(Dataset entries)
========================
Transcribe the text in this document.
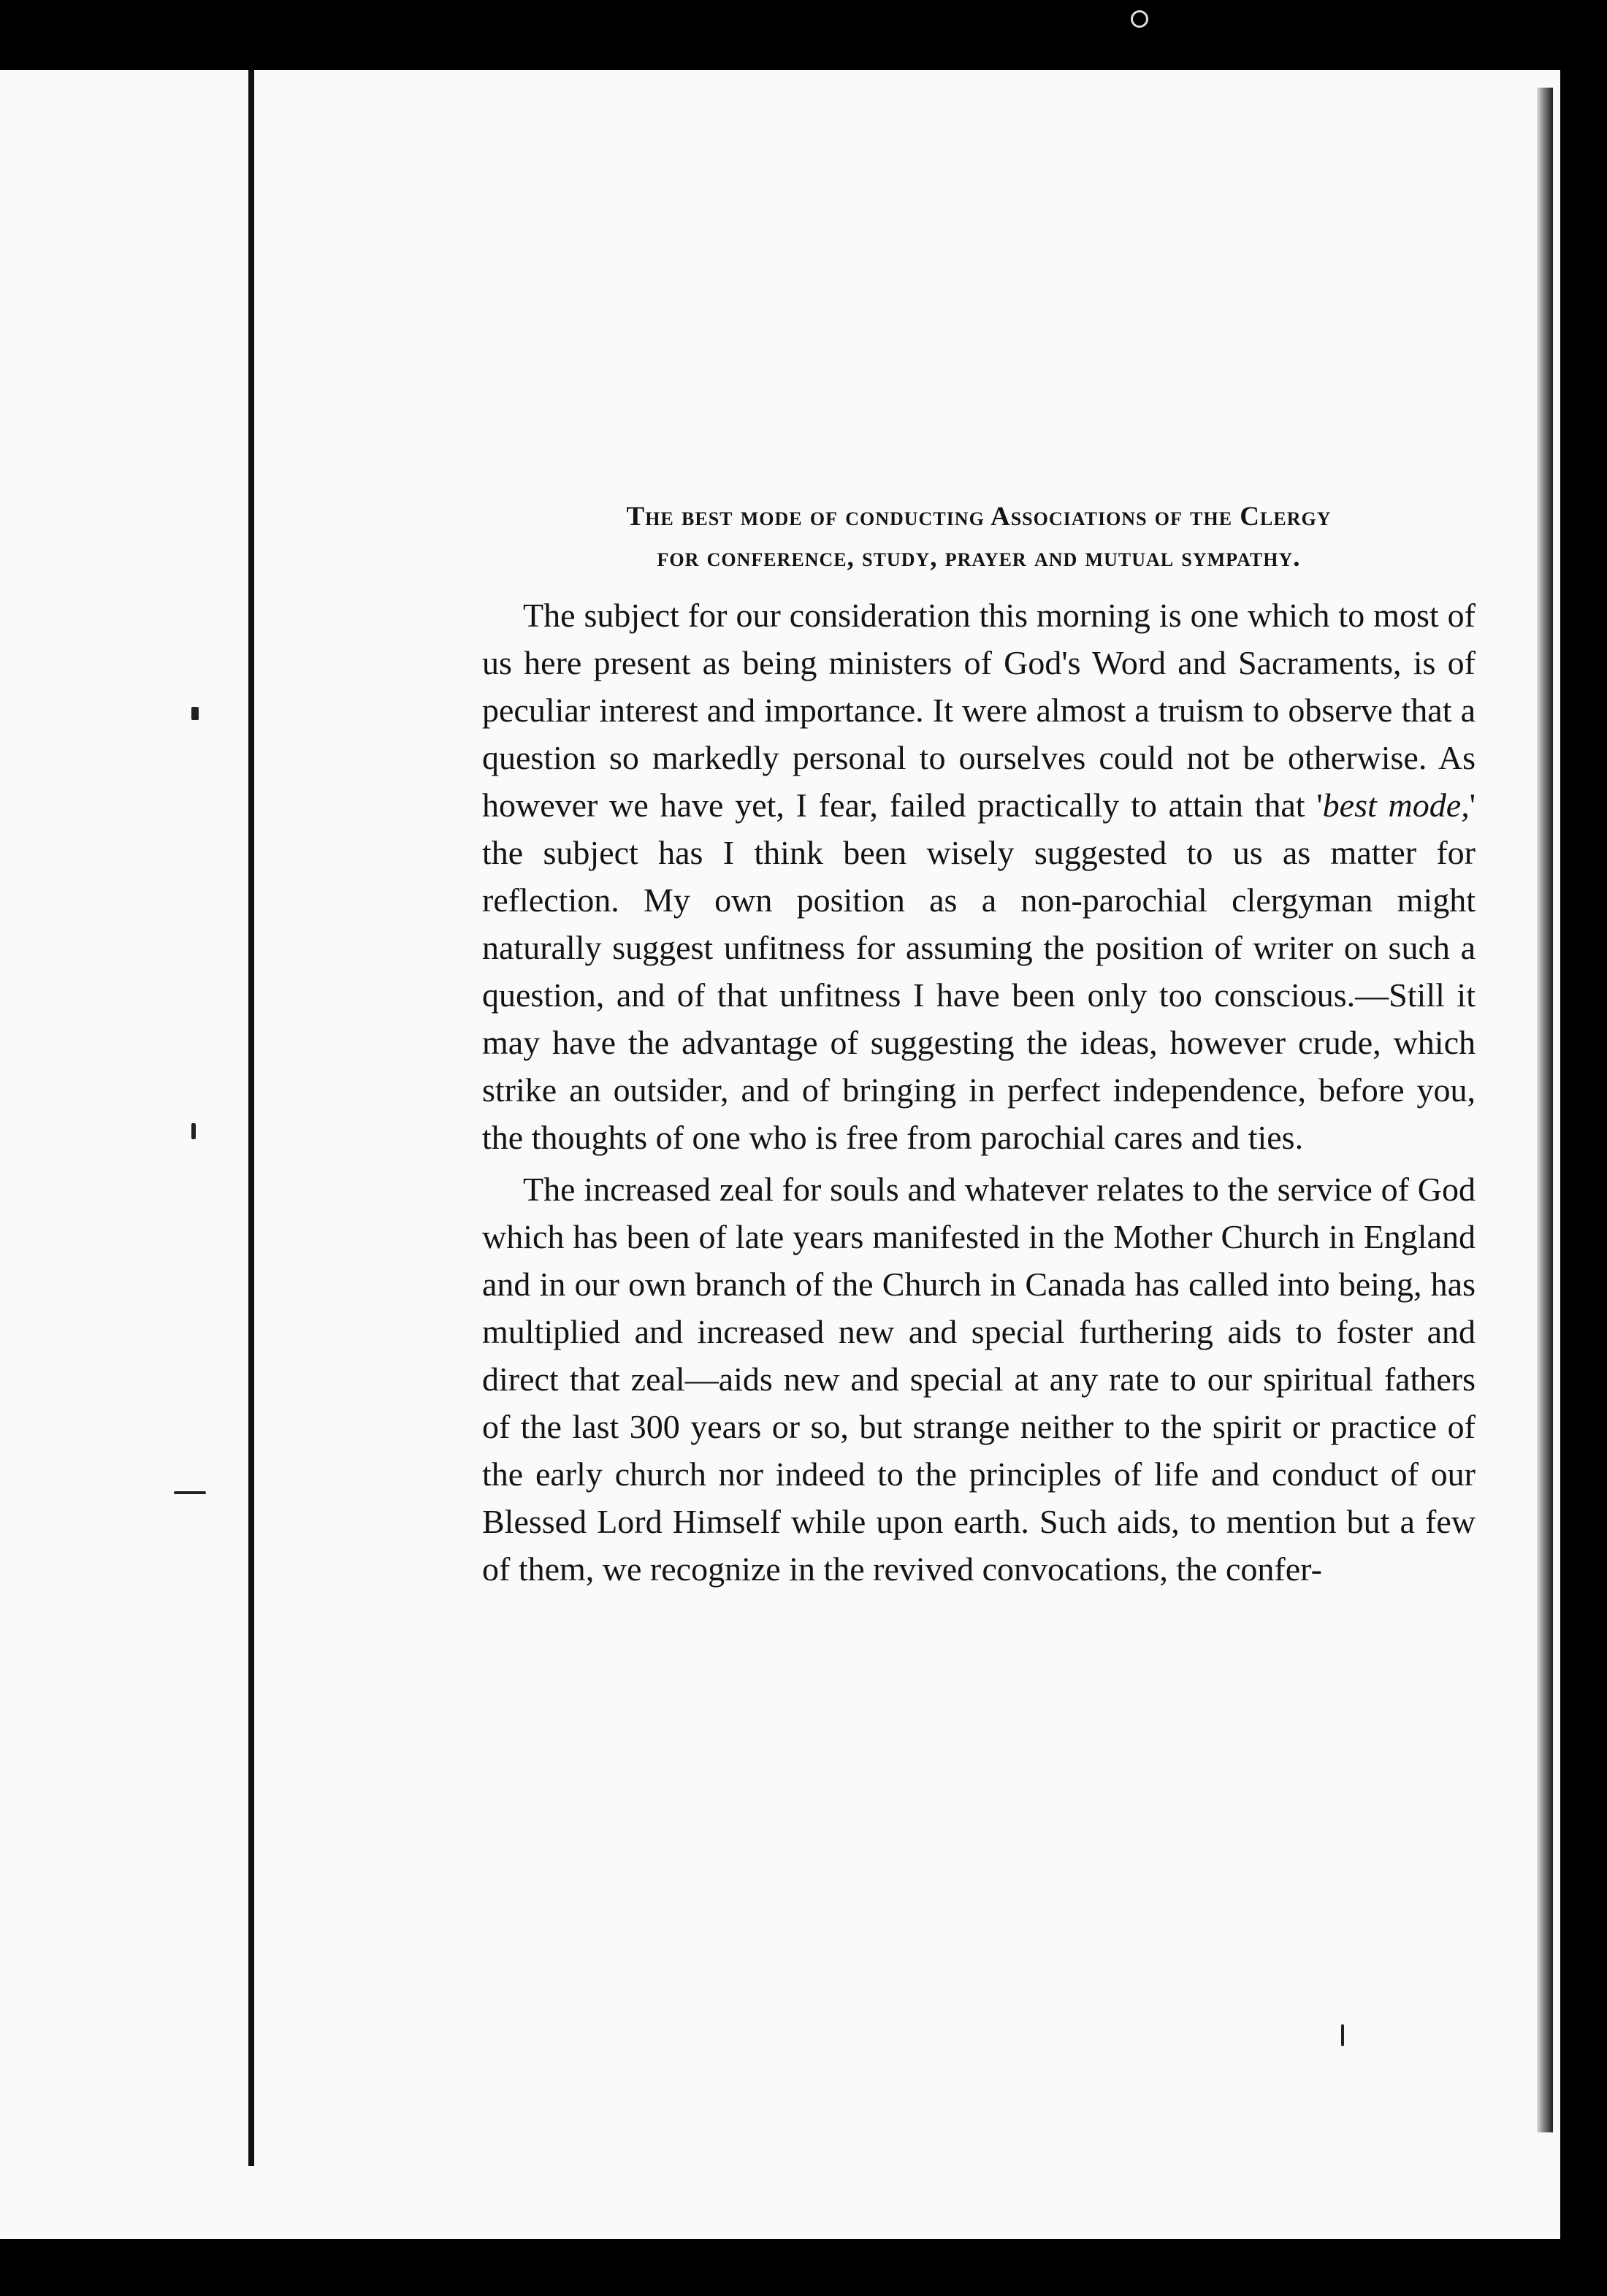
The best mode of conducting Associations of the Clergy
for conference, study, prayer and mutual sympathy.

The subject for our consideration this morning is one which to most of us here present as being ministers of God's Word and Sacraments, is of peculiar interest and importance. It were almost a truism to observe that a question so markedly personal to ourselves could not be otherwise. As however we have yet, I fear, failed practically to attain that 'best mode,' the subject has I think been wisely suggested to us as matter for reflection. My own position as a non-parochial clergyman might naturally suggest unfitness for assuming the position of writer on such a question, and of that unfitness I have been only too conscious.—Still it may have the advantage of suggesting the ideas, however crude, which strike an outsider, and of bringing in perfect independence, before you, the thoughts of one who is free from parochial cares and ties.

The increased zeal for souls and whatever relates to the service of God which has been of late years manifested in the Mother Church in England and in our own branch of the Church in Canada has called into being, has multiplied and increased new and special furthering aids to foster and direct that zeal—aids new and special at any rate to our spiritual fathers of the last 300 years or so, but strange neither to the spirit or practice of the early church nor indeed to the principles of life and conduct of our Blessed Lord Himself while upon earth. Such aids, to mention but a few of them, we recognize in the revived convocations, the confer-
========================
Pictures are not part of the copy; output everything else in the records exactly.

* [Result]
Transcribe the text in this document.
The best mode of conducting Associations of the Clergy
for conference, study, prayer and mutual sympathy.

The subject for our consideration this morning is one which to most of us here present as being ministers of God's Word and Sacraments, is of peculiar interest and importance. It were almost a truism to observe that a question so markedly personal to ourselves could not be otherwise. As however we have yet, I fear, failed practically to attain that 'best mode,' the subject has I think been wisely suggested to us as matter for reflection. My own position as a non-parochial clergyman might naturally suggest unfitness for assuming the position of writer on such a question, and of that unfitness I have been only too conscious.—Still it may have the advantage of suggesting the ideas, however crude, which strike an outsider, and of bringing in perfect independence, before you, the thoughts of one who is free from parochial cares and ties.

The increased zeal for souls and whatever relates to the service of God which has been of late years manifested in the Mother Church in England and in our own branch of the Church in Canada has called into being, has multiplied and increased new and special furthering aids to foster and direct that zeal—aids new and special at any rate to our spiritual fathers of the last 300 years or so, but strange neither to the spirit or practice of the early church nor indeed to the principles of life and conduct of our Blessed Lord Himself while upon earth. Such aids, to mention but a few of them, we recognize in the revived convocations, the confer-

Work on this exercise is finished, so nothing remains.